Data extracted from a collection
________

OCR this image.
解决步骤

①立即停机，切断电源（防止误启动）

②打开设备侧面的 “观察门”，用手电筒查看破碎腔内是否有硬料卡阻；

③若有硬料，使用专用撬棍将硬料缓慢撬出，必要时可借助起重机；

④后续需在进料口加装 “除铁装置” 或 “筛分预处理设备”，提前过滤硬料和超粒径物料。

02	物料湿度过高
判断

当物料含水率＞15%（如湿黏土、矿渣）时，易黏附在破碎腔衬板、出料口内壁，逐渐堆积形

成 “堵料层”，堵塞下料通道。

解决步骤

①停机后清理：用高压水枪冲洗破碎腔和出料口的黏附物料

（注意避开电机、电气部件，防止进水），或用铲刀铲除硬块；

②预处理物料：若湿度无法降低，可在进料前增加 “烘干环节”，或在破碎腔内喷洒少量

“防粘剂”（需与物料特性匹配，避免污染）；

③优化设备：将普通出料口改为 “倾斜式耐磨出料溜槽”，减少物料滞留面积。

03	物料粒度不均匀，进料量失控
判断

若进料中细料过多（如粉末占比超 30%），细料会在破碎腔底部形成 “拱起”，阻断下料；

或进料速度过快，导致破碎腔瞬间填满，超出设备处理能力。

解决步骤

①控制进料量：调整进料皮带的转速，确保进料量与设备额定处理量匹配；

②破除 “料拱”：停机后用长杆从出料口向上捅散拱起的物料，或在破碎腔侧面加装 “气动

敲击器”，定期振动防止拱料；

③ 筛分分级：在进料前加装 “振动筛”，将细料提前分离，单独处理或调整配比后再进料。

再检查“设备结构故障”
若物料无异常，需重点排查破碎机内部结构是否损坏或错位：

________

Give all the records again. Match them exactly.

OCR this image.
解决步骤

①立即停机，切断电源（防止误启动）

②打开设备侧面的 “观察门”，用手电筒查看破碎腔内是否有硬料卡阻；

③若有硬料，使用专用撬棍将硬料缓慢撬出，必要时可借助起重机；

④后续需在进料口加装 “除铁装置” 或 “筛分预处理设备”，提前过滤硬料和超粒径物料。

02	物料湿度过高
判断

当物料含水率＞15%（如湿黏土、矿渣）时，易黏附在破碎腔衬板、出料口内壁，逐渐堆积形

成 “堵料层”，堵塞下料通道。

解决步骤

①停机后清理：用高压水枪冲洗破碎腔和出料口的黏附物料

（注意避开电机、电气部件，防止进水），或用铲刀铲除硬块；

②预处理物料：若湿度无法降低，可在进料前增加 “烘干环节”，或在破碎腔内喷洒少量

“防粘剂”（需与物料特性匹配，避免污染）；

③优化设备：将普通出料口改为 “倾斜式耐磨出料溜槽”，减少物料滞留面积。

03	物料粒度不均匀，进料量失控
判断

若进料中细料过多（如粉末占比超 30%），细料会在破碎腔底部形成 “拱起”，阻断下料；

或进料速度过快，导致破碎腔瞬间填满，超出设备处理能力。

解决步骤

①控制进料量：调整进料皮带的转速，确保进料量与设备额定处理量匹配；

②破除 “料拱”：停机后用长杆从出料口向上捅散拱起的物料，或在破碎腔侧面加装 “气动

敲击器”，定期振动防止拱料；

③ 筛分分级：在进料前加装 “振动筛”，将细料提前分离，单独处理或调整配比后再进料。

再检查“设备结构故障”
若物料无异常，需重点排查破碎机内部结构是否损坏或错位：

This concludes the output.